===== Provided records

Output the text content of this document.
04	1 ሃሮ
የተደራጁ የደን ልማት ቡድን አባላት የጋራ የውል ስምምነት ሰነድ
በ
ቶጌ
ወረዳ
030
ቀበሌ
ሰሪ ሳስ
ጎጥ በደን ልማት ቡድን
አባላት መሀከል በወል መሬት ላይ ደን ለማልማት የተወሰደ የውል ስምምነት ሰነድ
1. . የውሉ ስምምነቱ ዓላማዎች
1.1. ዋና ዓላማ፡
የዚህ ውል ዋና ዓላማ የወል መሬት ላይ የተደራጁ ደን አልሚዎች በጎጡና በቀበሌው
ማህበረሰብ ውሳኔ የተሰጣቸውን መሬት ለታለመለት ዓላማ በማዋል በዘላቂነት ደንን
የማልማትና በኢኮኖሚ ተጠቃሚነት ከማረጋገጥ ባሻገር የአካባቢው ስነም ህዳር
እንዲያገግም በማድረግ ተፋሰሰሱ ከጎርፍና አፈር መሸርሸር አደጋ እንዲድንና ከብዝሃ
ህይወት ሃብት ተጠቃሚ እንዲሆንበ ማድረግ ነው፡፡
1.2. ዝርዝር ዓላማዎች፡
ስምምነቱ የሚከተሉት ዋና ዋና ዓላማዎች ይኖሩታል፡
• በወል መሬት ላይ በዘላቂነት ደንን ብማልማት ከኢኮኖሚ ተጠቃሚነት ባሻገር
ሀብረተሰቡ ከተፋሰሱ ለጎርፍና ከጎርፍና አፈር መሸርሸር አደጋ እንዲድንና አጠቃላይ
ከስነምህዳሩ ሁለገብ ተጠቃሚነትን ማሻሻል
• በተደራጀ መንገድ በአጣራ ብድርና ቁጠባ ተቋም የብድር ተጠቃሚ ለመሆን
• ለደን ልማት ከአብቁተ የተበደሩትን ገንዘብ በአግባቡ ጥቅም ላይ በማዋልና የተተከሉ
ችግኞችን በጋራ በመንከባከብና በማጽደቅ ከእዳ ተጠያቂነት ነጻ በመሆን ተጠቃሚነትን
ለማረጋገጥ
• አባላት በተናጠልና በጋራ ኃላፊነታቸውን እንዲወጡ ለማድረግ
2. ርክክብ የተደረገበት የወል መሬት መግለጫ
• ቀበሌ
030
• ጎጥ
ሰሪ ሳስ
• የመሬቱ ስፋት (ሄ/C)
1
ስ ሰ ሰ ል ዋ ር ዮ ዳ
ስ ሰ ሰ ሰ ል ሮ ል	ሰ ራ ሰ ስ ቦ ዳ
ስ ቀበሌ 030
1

==========

§ **Objective**
Using the listing above, retype each line exactly.

§ **Written reply**
Output the text content of this document.
04	1 ሃሮ
የተደራጁ የደን ልማት ቡድን አባላት የጋራ የውል ስምምነት ሰነድ
በ
ቶጌ
ወረዳ
030
ቀበሌ
ሰሪ ሳስ
ጎጥ በደን ልማት ቡድን
አባላት መሀከል በወል መሬት ላይ ደን ለማልማት የተወሰደ የውል ስምምነት ሰነድ
1. . የውሉ ስምምነቱ ዓላማዎች
1.1. ዋና ዓላማ፡
የዚህ ውል ዋና ዓላማ የወል መሬት ላይ የተደራጁ ደን አልሚዎች በጎጡና በቀበሌው
ማህበረሰብ ውሳኔ የተሰጣቸውን መሬት ለታለመለት ዓላማ በማዋል በዘላቂነት ደንን
የማልማትና በኢኮኖሚ ተጠቃሚነት ከማረጋገጥ ባሻገር የአካባቢው ስነም ህዳር
እንዲያገግም በማድረግ ተፋሰሰሱ ከጎርፍና አፈር መሸርሸር አደጋ እንዲድንና ከብዝሃ
ህይወት ሃብት ተጠቃሚ እንዲሆንበ ማድረግ ነው፡፡
1.2. ዝርዝር ዓላማዎች፡
ስምምነቱ የሚከተሉት ዋና ዋና ዓላማዎች ይኖሩታል፡
• በወል መሬት ላይ በዘላቂነት ደንን ብማልማት ከኢኮኖሚ ተጠቃሚነት ባሻገር
ሀብረተሰቡ ከተፋሰሱ ለጎርፍና ከጎርፍና አፈር መሸርሸር አደጋ እንዲድንና አጠቃላይ
ከስነምህዳሩ ሁለገብ ተጠቃሚነትን ማሻሻል
• በተደራጀ መንገድ በአጣራ ብድርና ቁጠባ ተቋም የብድር ተጠቃሚ ለመሆን
• ለደን ልማት ከአብቁተ የተበደሩትን ገንዘብ በአግባቡ ጥቅም ላይ በማዋልና የተተከሉ
ችግኞችን በጋራ በመንከባከብና በማጽደቅ ከእዳ ተጠያቂነት ነጻ በመሆን ተጠቃሚነትን
ለማረጋገጥ
• አባላት በተናጠልና በጋራ ኃላፊነታቸውን እንዲወጡ ለማድረግ
2. ርክክብ የተደረገበት የወል መሬት መግለጫ
• ቀበሌ
030
• ጎጥ
ሰሪ ሳስ
• የመሬቱ ስፋት (ሄ/C)
1
ስ ሰ ሰ ል ዋ ር ዮ ዳ
ስ ሰ ሰ ሰ ል ሮ ል	ሰ ራ ሰ ስ ቦ ዳ
ስ ቀበሌ 030
1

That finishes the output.